(Fragmento seleccionado):
----------------

(Aleteia) Los primeros días del pasado mes de agosto fueron testigos de la salvaje violencia desatada por las milicias paramilitares Liyu, de religión musulmana, contra los cristianos en la ciudad de Jijiga y la región de la que es capital, Somali, en el sudeste de Etiopía.
En los ataques, perdieron la vida 15 sacerdotes ortodoxos (cuatro de ellos quemados vivos), así como 50 fieles. El trágico balance cuenta además 10 iglesias quemadas o destruidas, así como 20 mil personas desplazadas.
El sacerdote anglo-español Christopher Hartley, misionero en Etiopía, narra ahora en esta estremecedora carta la devastadora persecución que vivió su comunidad.
Era el 4 de agosto de este 2018… y serían más o menos las 9:30 de la mañana… Un día más, un día cualquiera en la vida de la misión. Y sin embargo, sería un día que se recordará para siempre en la misión, como el día de la infamia, en la memoria colectiva de este maltrecho pueblo etíope.
El día había amanecido soleado y abrasador – ¡como siempre! – y ya a esa hora el sol apretaba sobre el caleidoscopio variopinto de las interminables planchas de cinc, de las casuchas apelmazadas y amontonadas sin orden, de las callejuelas de Gode.
Me dirigía al pequeño aeropuerto de nuestra localidad en compañía de un buen amigo sacerdote español, que marchaba de vuelta después de haber compartido con nosotros algunos días la vida de la misión.
Mientras le veía caminar hacia el avión bimotor de Ethiopian Airlines, desde la destartalada terminal de nuestro aeropuerto, – con mucho más de chiringuito que de terminal -, me di la vuelta y de nuevo en mi camioneta, volví a la misión.
Era un día más en la vida de la misión con su entretejido de pequeñas tareas, aparentemente intrascendentes, como puñados de semillitas pequeñas de mostaza que, arrojadas tenazmente hacia el viento, con esperanza terca, nos prometía una fecunda cosecha evangélica para este sufrido pueblo somalí.

----------------

Datos para comprender documentos
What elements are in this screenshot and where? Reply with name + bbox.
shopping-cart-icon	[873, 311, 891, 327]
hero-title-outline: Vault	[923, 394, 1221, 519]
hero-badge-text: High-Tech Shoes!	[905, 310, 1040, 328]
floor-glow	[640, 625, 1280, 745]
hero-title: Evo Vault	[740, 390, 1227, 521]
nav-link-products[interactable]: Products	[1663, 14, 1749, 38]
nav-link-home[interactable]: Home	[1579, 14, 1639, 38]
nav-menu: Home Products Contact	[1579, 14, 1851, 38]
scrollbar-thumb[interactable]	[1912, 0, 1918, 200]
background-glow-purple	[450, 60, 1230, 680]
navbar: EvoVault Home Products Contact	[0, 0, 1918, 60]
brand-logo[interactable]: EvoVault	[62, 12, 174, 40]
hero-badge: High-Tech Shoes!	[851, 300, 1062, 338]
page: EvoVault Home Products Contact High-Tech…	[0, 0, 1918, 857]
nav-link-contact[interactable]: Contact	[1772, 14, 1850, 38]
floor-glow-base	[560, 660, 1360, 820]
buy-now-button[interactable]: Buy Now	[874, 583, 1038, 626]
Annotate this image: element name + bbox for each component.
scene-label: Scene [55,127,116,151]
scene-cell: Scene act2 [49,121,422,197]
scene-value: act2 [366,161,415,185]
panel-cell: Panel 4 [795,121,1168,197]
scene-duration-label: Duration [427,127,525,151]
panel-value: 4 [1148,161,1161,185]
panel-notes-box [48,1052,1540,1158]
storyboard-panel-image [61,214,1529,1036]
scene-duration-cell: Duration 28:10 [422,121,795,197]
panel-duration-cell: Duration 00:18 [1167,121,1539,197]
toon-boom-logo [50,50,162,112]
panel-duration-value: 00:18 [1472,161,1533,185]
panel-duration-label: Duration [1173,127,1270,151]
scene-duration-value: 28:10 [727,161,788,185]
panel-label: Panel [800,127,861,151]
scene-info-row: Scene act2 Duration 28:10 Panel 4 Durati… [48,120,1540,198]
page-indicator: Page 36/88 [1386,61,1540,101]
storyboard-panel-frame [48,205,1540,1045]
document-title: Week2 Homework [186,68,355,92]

----------------

(Tarea de trabajo): Extrae completo, palabra por palabra y sin cambiar nada, el texto de arriba sobre la violencia contra los cristianos en Etiopía.

(Respuesta):
(Aleteia) Los primeros días del pasado mes de agosto fueron testigos de la salvaje violencia desatada por las milicias paramilitares Liyu, de religión musulmana, contra los cristianos en la ciudad de Jijiga y la región de la que es capital, Somali, en el sudeste de Etiopía.
En los ataques, perdieron la vida 15 sacerdotes ortodoxos (cuatro de ellos quemados vivos), así como 50 fieles. El trágico balance cuenta además 10 iglesias quemadas o destruidas, así como 20 mil personas desplazadas.
El sacerdote anglo-español Christopher Hartley, misionero en Etiopía, narra ahora en esta estremecedora carta la devastadora persecución que vivió su comunidad.
Era el 4 de agosto de este 2018… y serían más o menos las 9:30 de la mañana… Un día más, un día cualquiera en la vida de la misión. Y sin embargo, sería un día que se recordará para siempre en la misión, como el día de la infamia, en la memoria colectiva de este maltrecho pueblo etíope.
El día había amanecido soleado y abrasador – ¡como siempre! – y ya a esa hora el sol apretaba sobre el caleidoscopio variopinto de las interminables planchas de cinc, de las casuchas apelmazadas y amontonadas sin orden, de las callejuelas de Gode.
Me dirigía al pequeño aeropuerto de nuestra localidad en compañía de un buen amigo sacerdote español, que marchaba de vuelta después de haber compartido con nosotros algunos días la vida de la misión.
Mientras le veía caminar hacia el avión bimotor de Ethiopian Airlines, desde la destartalada terminal de nuestro aeropuerto, – con mucho más de chiringuito que de terminal -, me di la vuelta y de nuevo en mi camioneta, volví a la misión.
Era un día más en la vida de la misión con su entretejido de pequeñas tareas, aparentemente intrascendentes, como puñados de semillitas pequeñas de mostaza que, arrojadas tenazmente hacia el viento, con esperanza terca, nos prometía una fecunda cosecha evangélica para este sufrido pueblo somalí.